> _PROBLEM REQUIREMENTS_
Filter the listing below, copying every line in which the word "Visualização" appears.

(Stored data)
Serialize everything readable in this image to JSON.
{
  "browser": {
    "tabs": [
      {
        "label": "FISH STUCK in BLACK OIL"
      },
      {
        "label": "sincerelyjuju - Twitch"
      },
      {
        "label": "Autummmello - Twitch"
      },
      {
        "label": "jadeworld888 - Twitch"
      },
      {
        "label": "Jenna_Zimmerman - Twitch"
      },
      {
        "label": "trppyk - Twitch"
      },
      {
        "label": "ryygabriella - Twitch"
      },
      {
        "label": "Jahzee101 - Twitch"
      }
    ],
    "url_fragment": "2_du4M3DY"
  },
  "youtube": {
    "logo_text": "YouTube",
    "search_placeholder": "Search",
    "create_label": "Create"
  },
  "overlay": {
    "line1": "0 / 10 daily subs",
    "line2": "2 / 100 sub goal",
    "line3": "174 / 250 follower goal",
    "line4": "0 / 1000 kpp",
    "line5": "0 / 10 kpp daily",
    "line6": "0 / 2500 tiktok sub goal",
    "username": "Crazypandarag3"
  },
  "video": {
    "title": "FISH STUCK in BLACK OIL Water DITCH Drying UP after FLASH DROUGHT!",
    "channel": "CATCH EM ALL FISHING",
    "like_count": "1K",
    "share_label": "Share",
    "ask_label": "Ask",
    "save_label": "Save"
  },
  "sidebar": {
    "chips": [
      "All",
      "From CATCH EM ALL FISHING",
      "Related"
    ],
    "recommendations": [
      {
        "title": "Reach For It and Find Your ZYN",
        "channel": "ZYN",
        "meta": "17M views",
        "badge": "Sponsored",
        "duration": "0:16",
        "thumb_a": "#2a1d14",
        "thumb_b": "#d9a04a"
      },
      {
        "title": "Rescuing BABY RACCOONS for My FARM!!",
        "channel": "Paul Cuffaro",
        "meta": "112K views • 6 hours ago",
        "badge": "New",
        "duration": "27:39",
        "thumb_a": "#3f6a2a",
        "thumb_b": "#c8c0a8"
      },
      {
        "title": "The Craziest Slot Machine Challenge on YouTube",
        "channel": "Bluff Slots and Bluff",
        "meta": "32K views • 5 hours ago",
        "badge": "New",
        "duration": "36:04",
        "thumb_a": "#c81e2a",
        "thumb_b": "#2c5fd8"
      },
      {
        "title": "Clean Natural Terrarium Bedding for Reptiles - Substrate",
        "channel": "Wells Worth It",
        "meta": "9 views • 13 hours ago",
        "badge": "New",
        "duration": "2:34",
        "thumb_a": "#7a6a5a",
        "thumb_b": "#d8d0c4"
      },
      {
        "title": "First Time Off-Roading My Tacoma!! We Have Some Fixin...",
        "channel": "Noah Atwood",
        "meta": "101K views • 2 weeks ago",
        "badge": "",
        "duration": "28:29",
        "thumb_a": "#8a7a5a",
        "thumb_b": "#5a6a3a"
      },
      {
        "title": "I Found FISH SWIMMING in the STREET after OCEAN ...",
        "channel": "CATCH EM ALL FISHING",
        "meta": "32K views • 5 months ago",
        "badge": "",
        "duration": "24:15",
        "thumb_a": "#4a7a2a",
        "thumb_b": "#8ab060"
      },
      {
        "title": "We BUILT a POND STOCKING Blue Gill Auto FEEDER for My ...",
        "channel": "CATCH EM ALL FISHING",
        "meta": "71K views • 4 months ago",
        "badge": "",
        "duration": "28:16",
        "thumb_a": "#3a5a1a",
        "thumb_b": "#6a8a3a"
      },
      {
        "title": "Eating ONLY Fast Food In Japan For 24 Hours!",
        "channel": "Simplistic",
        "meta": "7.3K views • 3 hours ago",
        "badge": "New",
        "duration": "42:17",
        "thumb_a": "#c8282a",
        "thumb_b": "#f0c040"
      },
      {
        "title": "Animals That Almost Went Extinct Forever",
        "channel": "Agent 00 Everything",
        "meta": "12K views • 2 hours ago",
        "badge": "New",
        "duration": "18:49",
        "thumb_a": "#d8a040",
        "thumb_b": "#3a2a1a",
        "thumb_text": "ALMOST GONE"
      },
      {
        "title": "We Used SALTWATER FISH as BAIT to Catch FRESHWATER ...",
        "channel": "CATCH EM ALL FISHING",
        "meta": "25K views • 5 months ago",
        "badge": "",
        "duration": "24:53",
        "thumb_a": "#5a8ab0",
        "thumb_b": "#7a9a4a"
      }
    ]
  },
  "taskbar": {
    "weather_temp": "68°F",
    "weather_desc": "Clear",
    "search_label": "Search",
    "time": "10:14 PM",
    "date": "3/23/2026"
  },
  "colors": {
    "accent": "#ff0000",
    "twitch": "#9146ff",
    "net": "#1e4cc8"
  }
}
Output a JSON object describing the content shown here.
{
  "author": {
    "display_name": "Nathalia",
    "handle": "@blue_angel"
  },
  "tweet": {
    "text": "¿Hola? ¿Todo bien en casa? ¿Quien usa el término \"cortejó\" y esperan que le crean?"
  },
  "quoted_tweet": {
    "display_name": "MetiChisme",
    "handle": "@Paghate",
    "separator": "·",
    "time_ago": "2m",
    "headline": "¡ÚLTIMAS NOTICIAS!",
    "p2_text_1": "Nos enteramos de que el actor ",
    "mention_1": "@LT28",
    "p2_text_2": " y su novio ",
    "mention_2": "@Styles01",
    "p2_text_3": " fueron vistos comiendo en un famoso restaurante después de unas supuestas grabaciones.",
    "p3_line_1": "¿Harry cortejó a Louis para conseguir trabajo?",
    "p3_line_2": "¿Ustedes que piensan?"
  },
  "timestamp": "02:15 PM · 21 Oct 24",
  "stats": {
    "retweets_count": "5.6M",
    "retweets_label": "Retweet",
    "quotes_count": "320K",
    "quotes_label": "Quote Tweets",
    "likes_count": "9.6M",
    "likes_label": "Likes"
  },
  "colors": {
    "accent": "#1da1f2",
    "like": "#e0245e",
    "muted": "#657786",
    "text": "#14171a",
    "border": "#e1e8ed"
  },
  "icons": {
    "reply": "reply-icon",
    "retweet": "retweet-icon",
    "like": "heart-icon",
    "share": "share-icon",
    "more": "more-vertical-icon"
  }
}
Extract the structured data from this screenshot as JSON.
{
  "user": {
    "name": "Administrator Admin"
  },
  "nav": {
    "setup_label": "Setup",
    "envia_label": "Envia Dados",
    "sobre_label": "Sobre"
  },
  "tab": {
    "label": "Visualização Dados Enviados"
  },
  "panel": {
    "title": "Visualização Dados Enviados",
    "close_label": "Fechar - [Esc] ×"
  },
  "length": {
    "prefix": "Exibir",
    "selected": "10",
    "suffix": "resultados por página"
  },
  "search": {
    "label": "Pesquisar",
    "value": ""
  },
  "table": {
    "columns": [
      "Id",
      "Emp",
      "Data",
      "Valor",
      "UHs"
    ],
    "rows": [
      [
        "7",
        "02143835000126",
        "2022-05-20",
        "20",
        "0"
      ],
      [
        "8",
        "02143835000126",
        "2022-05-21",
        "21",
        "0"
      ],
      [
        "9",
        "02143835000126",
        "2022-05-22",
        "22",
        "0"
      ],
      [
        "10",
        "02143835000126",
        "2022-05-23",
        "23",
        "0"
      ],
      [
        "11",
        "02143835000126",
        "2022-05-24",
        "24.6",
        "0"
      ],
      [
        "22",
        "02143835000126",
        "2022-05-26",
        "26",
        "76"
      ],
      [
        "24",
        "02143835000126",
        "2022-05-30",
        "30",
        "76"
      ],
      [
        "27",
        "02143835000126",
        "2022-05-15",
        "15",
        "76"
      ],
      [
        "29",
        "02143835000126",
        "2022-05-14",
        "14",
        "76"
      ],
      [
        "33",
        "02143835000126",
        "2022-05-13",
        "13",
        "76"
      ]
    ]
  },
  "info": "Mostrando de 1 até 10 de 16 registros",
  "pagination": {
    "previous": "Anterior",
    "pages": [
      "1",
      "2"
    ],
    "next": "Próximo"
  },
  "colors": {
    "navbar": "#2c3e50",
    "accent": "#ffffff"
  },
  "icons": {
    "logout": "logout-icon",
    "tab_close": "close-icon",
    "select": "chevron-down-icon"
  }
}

> _RIGHT ANSWER_
    "label": "Visualização Dados Enviados"
    "title": "Visualização Dados Enviados",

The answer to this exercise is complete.